*** Records ***
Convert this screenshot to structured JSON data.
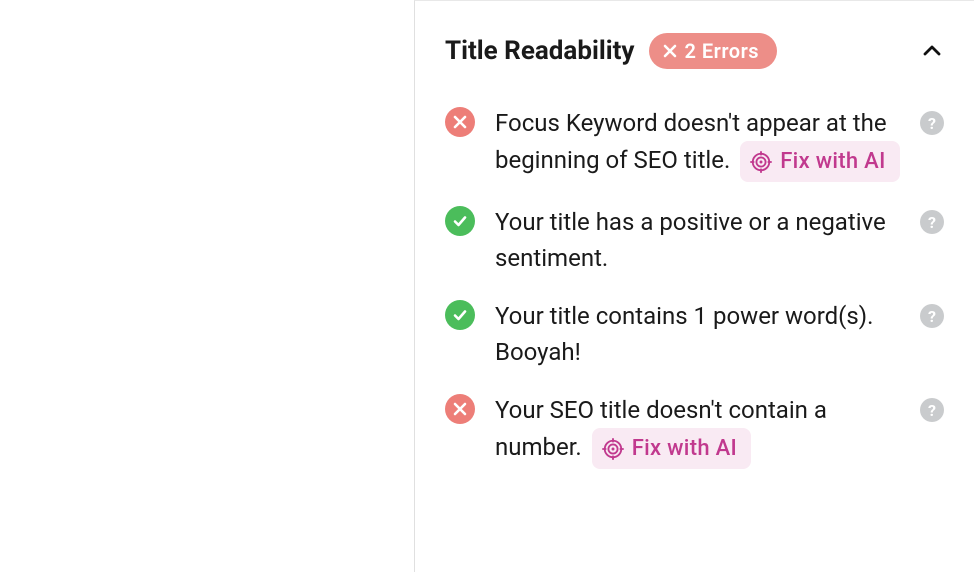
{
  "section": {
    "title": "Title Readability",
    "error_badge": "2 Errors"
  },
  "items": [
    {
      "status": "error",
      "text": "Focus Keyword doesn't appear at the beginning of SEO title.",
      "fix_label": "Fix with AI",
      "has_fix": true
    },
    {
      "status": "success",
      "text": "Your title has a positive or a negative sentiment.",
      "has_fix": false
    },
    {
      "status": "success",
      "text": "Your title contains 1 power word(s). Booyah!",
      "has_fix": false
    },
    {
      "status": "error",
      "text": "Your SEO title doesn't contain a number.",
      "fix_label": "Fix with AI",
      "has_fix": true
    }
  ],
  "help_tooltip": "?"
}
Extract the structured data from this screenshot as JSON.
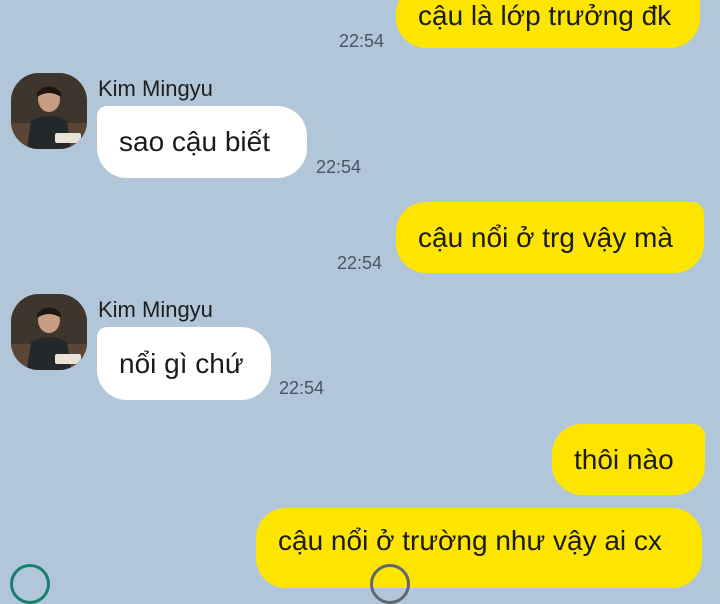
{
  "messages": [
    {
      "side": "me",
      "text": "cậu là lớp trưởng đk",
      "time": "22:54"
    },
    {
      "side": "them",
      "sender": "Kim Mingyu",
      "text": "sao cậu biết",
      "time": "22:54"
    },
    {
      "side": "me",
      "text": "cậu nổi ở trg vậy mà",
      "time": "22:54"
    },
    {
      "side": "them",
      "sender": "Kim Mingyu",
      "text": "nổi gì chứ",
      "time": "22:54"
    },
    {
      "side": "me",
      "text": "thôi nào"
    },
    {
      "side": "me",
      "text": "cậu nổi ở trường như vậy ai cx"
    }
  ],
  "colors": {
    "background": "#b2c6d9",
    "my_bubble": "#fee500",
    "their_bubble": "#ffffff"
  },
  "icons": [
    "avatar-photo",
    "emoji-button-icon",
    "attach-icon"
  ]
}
***
Leave out the pictures and return every record word for word.

* Response for this exercise
Convert this screenshot to structured JSON data.
{
  "section": {
    "title": "Title Readability",
    "error_badge": "2 Errors"
  },
  "items": [
    {
      "status": "error",
      "text": "Focus Keyword doesn't appear at the beginning of SEO title.",
      "fix_label": "Fix with AI",
      "has_fix": true
    },
    {
      "status": "success",
      "text": "Your title has a positive or a negative sentiment.",
      "has_fix": false
    },
    {
      "status": "success",
      "text": "Your title contains 1 power word(s). Booyah!",
      "has_fix": false
    },
    {
      "status": "error",
      "text": "Your SEO title doesn't contain a number.",
      "fix_label": "Fix with AI",
      "has_fix": true
    }
  ],
  "help_tooltip": "?"
}
Extract the structured data from this screenshot as JSON.
{
  "messages": [
    {
      "side": "me",
      "text": "cậu là lớp trưởng đk",
      "time": "22:54"
    },
    {
      "side": "them",
      "sender": "Kim Mingyu",
      "text": "sao cậu biết",
      "time": "22:54"
    },
    {
      "side": "me",
      "text": "cậu nổi ở trg vậy mà",
      "time": "22:54"
    },
    {
      "side": "them",
      "sender": "Kim Mingyu",
      "text": "nổi gì chứ",
      "time": "22:54"
    },
    {
      "side": "me",
      "text": "thôi nào"
    },
    {
      "side": "me",
      "text": "cậu nổi ở trường như vậy ai cx"
    }
  ],
  "colors": {
    "background": "#b2c6d9",
    "my_bubble": "#fee500",
    "their_bubble": "#ffffff"
  },
  "icons": [
    "avatar-photo",
    "emoji-button-icon",
    "attach-icon"
  ]
}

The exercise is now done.